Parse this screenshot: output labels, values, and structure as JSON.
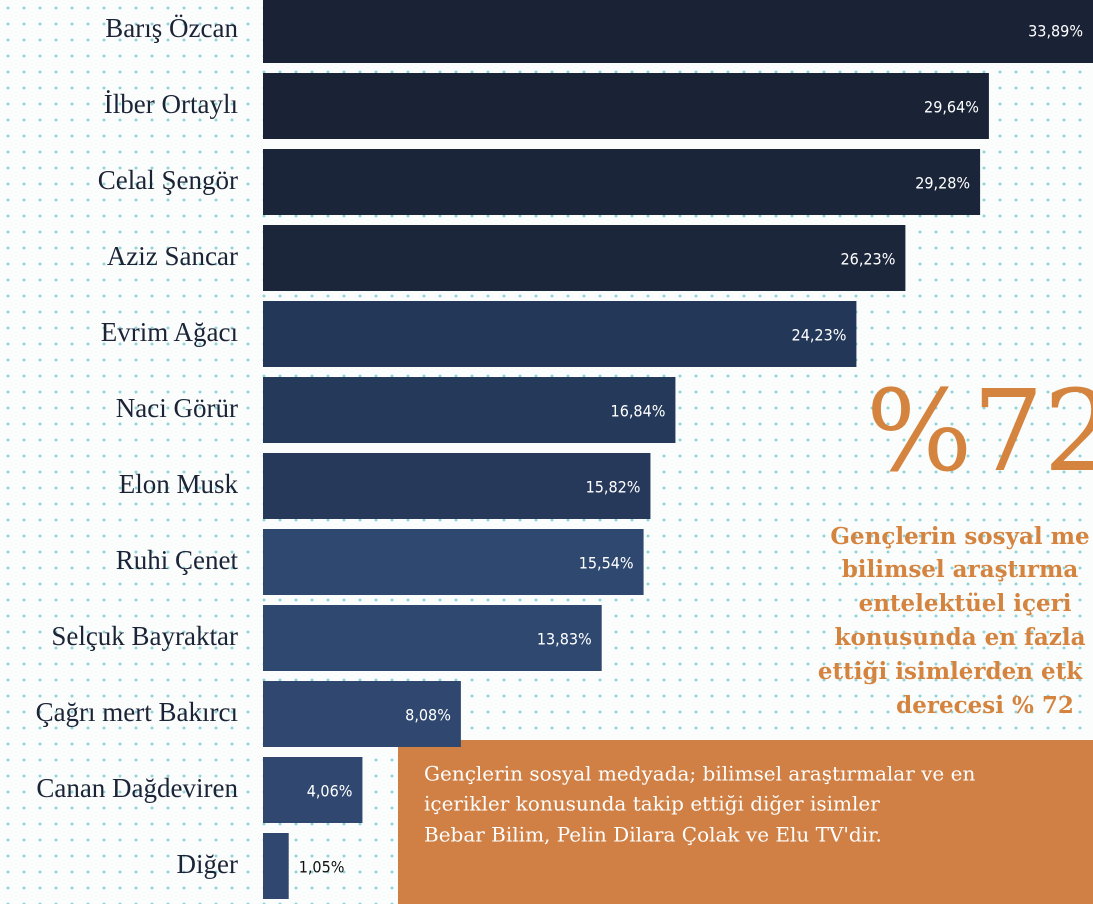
{
  "chart_data": {
    "type": "bar",
    "orientation": "horizontal",
    "categories": [
      "Barış Özcan",
      "İlber Ortaylı",
      "Celal Şengör",
      "Aziz Sancar",
      "Evrim Ağacı",
      "Naci Görür",
      "Elon Musk",
      "Ruhi Çenet",
      "Selçuk Bayraktar",
      "Çağrı mert Bakırcı",
      "Canan Dağdeviren",
      "Diğer"
    ],
    "values": [
      33.89,
      29.64,
      29.28,
      26.23,
      24.23,
      16.84,
      15.82,
      15.54,
      13.83,
      8.08,
      4.06,
      1.05
    ],
    "value_labels": [
      "33,89%",
      "29,64%",
      "29,28%",
      "26,23%",
      "24,23%",
      "16,84%",
      "15,82%",
      "15,54%",
      "13,83%",
      "8,08%",
      "4,06%",
      "1,05%"
    ],
    "colors": [
      "#1a2336",
      "#1a2336",
      "#1b2539",
      "#1c263b",
      "#233858",
      "#25395a",
      "#27395b",
      "#2f4870",
      "#2f4870",
      "#30486f",
      "#30486f",
      "#30486f"
    ],
    "xlim": [
      0,
      33.89
    ],
    "highlight": "%72",
    "highlight_text": [
      "Gençlerin sosyal me",
      "bilimsel araştırma",
      "entelektüel içeri",
      "konusunda en fazla",
      "ettiği isimlerden etk",
      "derecesi % 72"
    ],
    "note": [
      "Gençlerin sosyal medyada; bilimsel araştırmalar ve en",
      "içerikler konusunda takip ettiği diğer isimler",
      "Bebar Bilim, Pelin Dilara Çolak ve Elu TV'dir."
    ]
  }
}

Work to be completed:
Search the entries for the word "values" and gather every line where it appears.

Exercise response:
Parse this screenshot: output labels, values, and structure as JSON.
    "values": [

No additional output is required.